DO THIS. Every entry that follows should be repeated exactly; drop the images.

INPUT DATA.
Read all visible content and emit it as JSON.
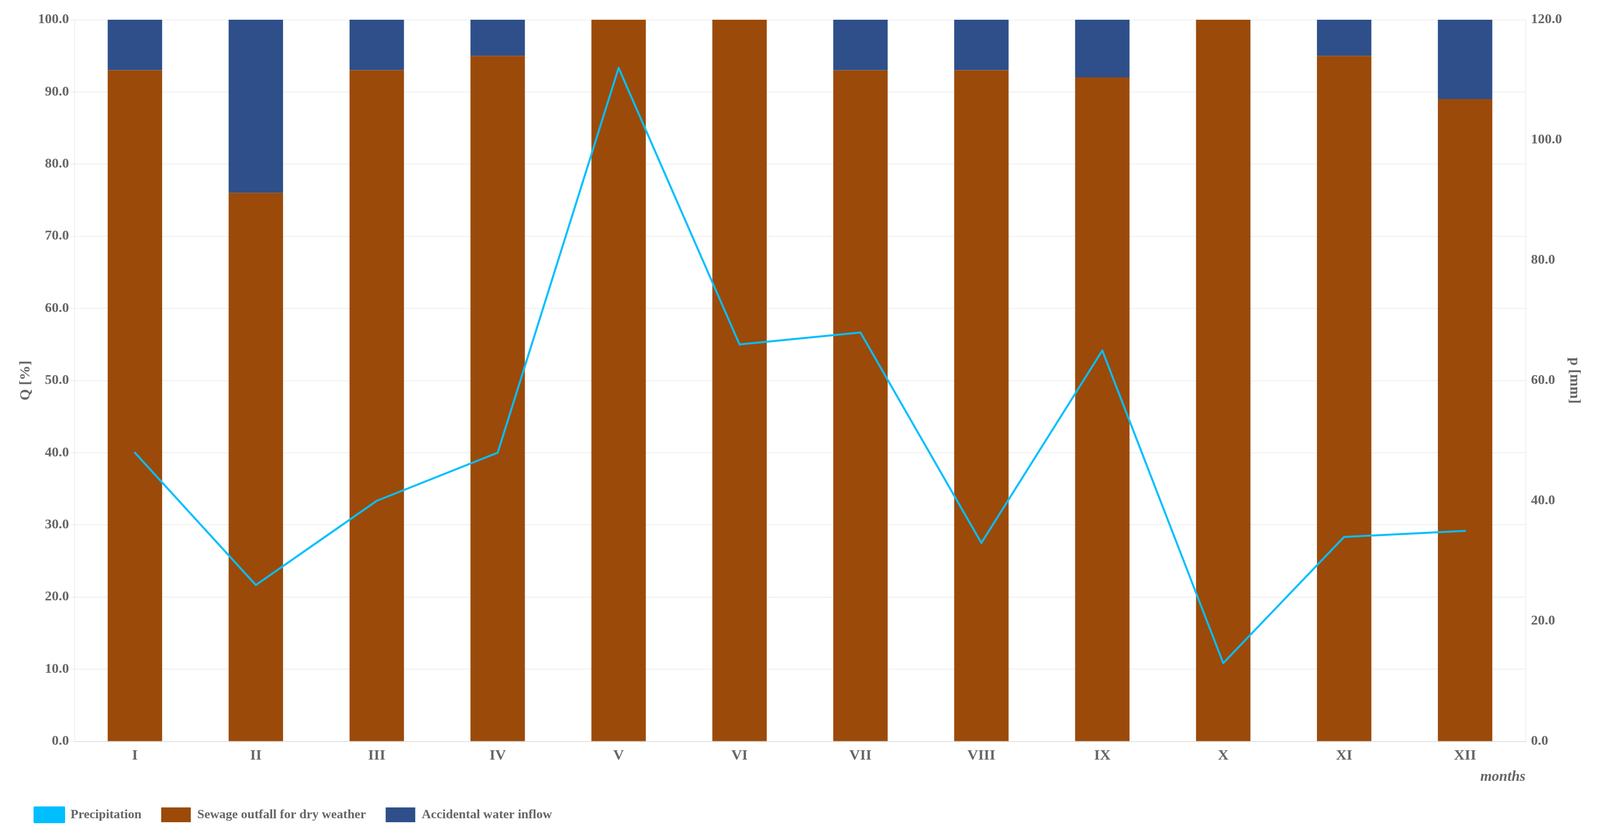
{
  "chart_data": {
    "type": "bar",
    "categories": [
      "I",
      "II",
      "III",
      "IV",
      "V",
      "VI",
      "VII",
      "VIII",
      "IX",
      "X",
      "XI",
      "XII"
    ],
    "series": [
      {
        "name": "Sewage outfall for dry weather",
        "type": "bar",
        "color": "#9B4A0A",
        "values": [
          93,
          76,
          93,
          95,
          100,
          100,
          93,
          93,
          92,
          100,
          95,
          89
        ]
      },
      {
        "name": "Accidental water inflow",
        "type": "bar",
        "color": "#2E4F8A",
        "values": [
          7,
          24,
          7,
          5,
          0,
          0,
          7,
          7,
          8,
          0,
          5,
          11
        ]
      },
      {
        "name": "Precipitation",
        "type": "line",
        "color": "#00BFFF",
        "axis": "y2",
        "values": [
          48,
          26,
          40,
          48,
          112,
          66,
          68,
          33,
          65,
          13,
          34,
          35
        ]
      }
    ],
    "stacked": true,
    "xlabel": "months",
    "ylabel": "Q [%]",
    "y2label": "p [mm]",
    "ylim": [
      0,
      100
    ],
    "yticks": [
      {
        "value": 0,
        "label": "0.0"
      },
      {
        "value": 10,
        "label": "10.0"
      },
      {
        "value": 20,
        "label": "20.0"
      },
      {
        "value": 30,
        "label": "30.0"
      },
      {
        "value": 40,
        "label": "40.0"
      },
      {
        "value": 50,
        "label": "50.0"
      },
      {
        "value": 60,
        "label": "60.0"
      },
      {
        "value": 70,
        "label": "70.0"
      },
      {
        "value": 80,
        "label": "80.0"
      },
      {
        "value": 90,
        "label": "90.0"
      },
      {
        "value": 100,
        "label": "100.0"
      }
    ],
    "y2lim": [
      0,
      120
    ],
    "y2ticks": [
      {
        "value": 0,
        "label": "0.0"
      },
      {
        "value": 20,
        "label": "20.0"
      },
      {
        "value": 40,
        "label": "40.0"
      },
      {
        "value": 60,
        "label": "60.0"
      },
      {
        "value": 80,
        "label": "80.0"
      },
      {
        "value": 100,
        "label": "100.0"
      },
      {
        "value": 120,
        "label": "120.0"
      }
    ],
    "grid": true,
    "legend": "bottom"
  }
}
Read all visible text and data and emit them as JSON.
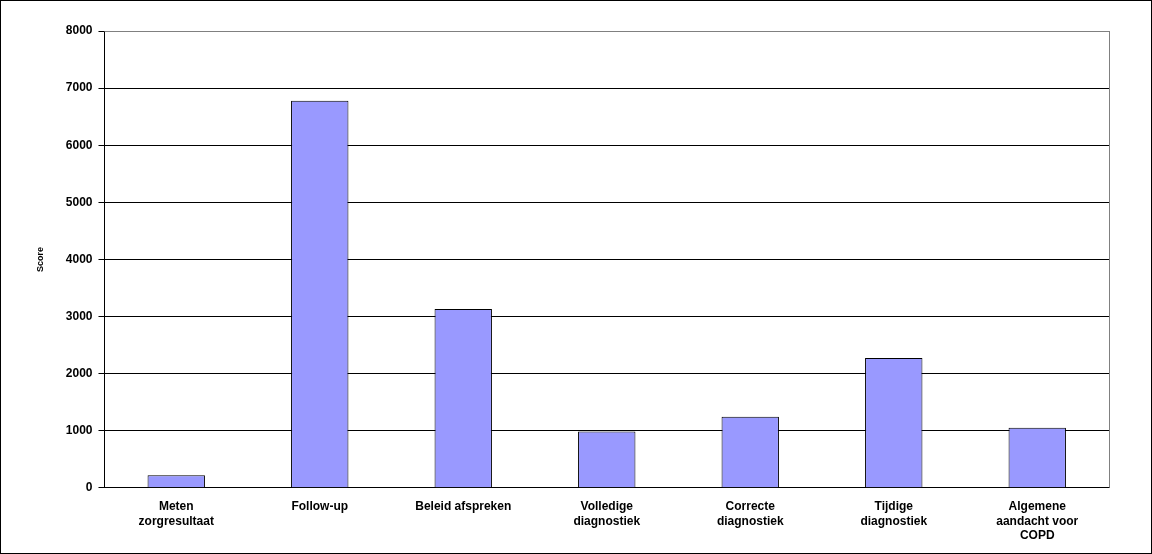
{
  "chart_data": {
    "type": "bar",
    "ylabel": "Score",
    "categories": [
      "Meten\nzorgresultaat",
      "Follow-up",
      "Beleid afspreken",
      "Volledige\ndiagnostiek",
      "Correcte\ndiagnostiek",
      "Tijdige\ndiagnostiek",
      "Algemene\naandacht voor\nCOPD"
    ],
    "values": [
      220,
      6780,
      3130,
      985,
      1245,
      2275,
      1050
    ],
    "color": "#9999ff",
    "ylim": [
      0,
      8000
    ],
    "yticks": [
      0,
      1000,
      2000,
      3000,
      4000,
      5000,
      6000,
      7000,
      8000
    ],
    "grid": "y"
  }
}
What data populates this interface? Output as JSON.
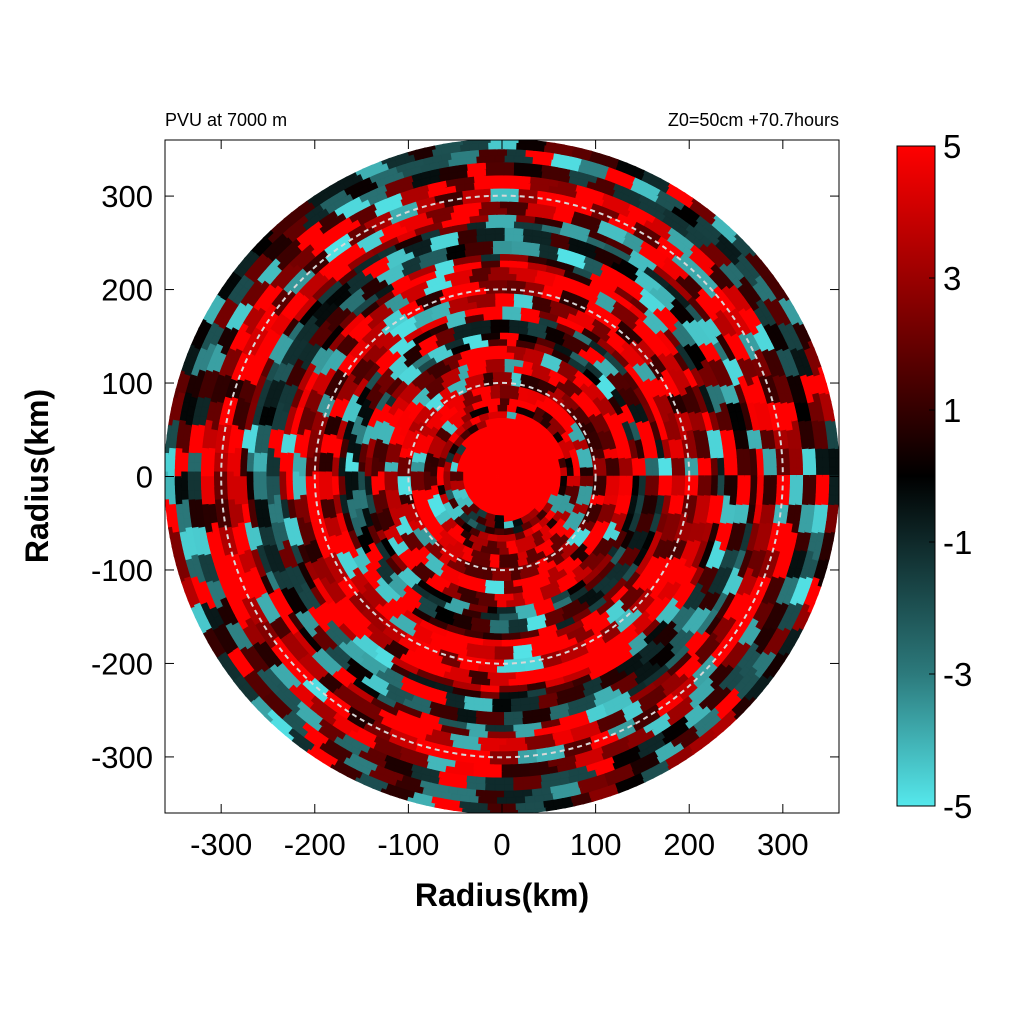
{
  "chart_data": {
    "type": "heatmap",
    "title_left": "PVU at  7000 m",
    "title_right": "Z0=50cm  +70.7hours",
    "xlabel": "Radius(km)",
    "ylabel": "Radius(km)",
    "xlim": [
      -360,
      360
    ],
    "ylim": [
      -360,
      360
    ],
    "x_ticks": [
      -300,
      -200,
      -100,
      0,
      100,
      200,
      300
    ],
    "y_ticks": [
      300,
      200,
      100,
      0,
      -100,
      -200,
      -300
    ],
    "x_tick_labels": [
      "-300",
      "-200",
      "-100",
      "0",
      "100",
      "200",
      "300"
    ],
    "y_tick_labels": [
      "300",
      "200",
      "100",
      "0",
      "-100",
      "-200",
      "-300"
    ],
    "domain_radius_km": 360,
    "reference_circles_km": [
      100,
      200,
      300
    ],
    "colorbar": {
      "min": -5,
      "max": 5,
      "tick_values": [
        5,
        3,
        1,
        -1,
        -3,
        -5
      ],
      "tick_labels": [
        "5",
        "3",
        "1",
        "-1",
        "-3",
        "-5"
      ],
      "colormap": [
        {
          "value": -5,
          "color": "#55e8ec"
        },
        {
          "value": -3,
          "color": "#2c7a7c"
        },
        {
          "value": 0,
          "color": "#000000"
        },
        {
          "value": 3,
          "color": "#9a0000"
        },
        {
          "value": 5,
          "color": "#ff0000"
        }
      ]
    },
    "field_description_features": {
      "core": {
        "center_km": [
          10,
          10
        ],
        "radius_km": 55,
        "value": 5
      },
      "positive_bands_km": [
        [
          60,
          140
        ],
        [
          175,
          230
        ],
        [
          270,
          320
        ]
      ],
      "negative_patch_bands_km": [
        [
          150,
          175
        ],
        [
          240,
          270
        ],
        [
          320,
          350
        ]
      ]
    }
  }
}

SOLUTION BELOW.
Read all visible content and emit it as JSON.
{
  "chart_data": {
    "type": "bar",
    "categories": [
      "I",
      "II",
      "III",
      "IV",
      "V",
      "VI",
      "VII",
      "VIII",
      "IX",
      "X",
      "XI",
      "XII"
    ],
    "series": [
      {
        "name": "Sewage outfall for dry weather",
        "type": "bar",
        "color": "#9B4A0A",
        "values": [
          93,
          76,
          93,
          95,
          100,
          100,
          93,
          93,
          92,
          100,
          95,
          89
        ]
      },
      {
        "name": "Accidental water inflow",
        "type": "bar",
        "color": "#2E4F8A",
        "values": [
          7,
          24,
          7,
          5,
          0,
          0,
          7,
          7,
          8,
          0,
          5,
          11
        ]
      },
      {
        "name": "Precipitation",
        "type": "line",
        "color": "#00BFFF",
        "axis": "y2",
        "values": [
          48,
          26,
          40,
          48,
          112,
          66,
          68,
          33,
          65,
          13,
          34,
          35
        ]
      }
    ],
    "stacked": true,
    "xlabel": "months",
    "ylabel": "Q [%]",
    "y2label": "p [mm]",
    "ylim": [
      0,
      100
    ],
    "yticks": [
      {
        "value": 0,
        "label": "0.0"
      },
      {
        "value": 10,
        "label": "10.0"
      },
      {
        "value": 20,
        "label": "20.0"
      },
      {
        "value": 30,
        "label": "30.0"
      },
      {
        "value": 40,
        "label": "40.0"
      },
      {
        "value": 50,
        "label": "50.0"
      },
      {
        "value": 60,
        "label": "60.0"
      },
      {
        "value": 70,
        "label": "70.0"
      },
      {
        "value": 80,
        "label": "80.0"
      },
      {
        "value": 90,
        "label": "90.0"
      },
      {
        "value": 100,
        "label": "100.0"
      }
    ],
    "y2lim": [
      0,
      120
    ],
    "y2ticks": [
      {
        "value": 0,
        "label": "0.0"
      },
      {
        "value": 20,
        "label": "20.0"
      },
      {
        "value": 40,
        "label": "40.0"
      },
      {
        "value": 60,
        "label": "60.0"
      },
      {
        "value": 80,
        "label": "80.0"
      },
      {
        "value": 100,
        "label": "100.0"
      },
      {
        "value": 120,
        "label": "120.0"
      }
    ],
    "grid": true,
    "legend": "bottom"
  }
}
Read all visible text and data and emit them as JSON.
{
  "chart_data": {
    "type": "bar",
    "ylabel": "Score",
    "categories": [
      "Meten\nzorgresultaat",
      "Follow-up",
      "Beleid afspreken",
      "Volledige\ndiagnostiek",
      "Correcte\ndiagnostiek",
      "Tijdige\ndiagnostiek",
      "Algemene\naandacht voor\nCOPD"
    ],
    "values": [
      220,
      6780,
      3130,
      985,
      1245,
      2275,
      1050
    ],
    "color": "#9999ff",
    "ylim": [
      0,
      8000
    ],
    "yticks": [
      0,
      1000,
      2000,
      3000,
      4000,
      5000,
      6000,
      7000,
      8000
    ],
    "grid": "y"
  }
}
What data populates this interface? Output as JSON.
{
  "chart_data": {
    "type": "heatmap",
    "title_left": "PVU at  7000 m",
    "title_right": "Z0=50cm  +70.7hours",
    "xlabel": "Radius(km)",
    "ylabel": "Radius(km)",
    "xlim": [
      -360,
      360
    ],
    "ylim": [
      -360,
      360
    ],
    "x_ticks": [
      -300,
      -200,
      -100,
      0,
      100,
      200,
      300
    ],
    "y_ticks": [
      300,
      200,
      100,
      0,
      -100,
      -200,
      -300
    ],
    "x_tick_labels": [
      "-300",
      "-200",
      "-100",
      "0",
      "100",
      "200",
      "300"
    ],
    "y_tick_labels": [
      "300",
      "200",
      "100",
      "0",
      "-100",
      "-200",
      "-300"
    ],
    "domain_radius_km": 360,
    "reference_circles_km": [
      100,
      200,
      300
    ],
    "colorbar": {
      "min": -5,
      "max": 5,
      "tick_values": [
        5,
        3,
        1,
        -1,
        -3,
        -5
      ],
      "tick_labels": [
        "5",
        "3",
        "1",
        "-1",
        "-3",
        "-5"
      ],
      "colormap": [
        {
          "value": -5,
          "color": "#55e8ec"
        },
        {
          "value": -3,
          "color": "#2c7a7c"
        },
        {
          "value": 0,
          "color": "#000000"
        },
        {
          "value": 3,
          "color": "#9a0000"
        },
        {
          "value": 5,
          "color": "#ff0000"
        }
      ]
    },
    "field_description_features": {
      "core": {
        "center_km": [
          10,
          10
        ],
        "radius_km": 55,
        "value": 5
      },
      "positive_bands_km": [
        [
          60,
          140
        ],
        [
          175,
          230
        ],
        [
          270,
          320
        ]
      ],
      "negative_patch_bands_km": [
        [
          150,
          175
        ],
        [
          240,
          270
        ],
        [
          320,
          350
        ]
      ]
    }
  }
}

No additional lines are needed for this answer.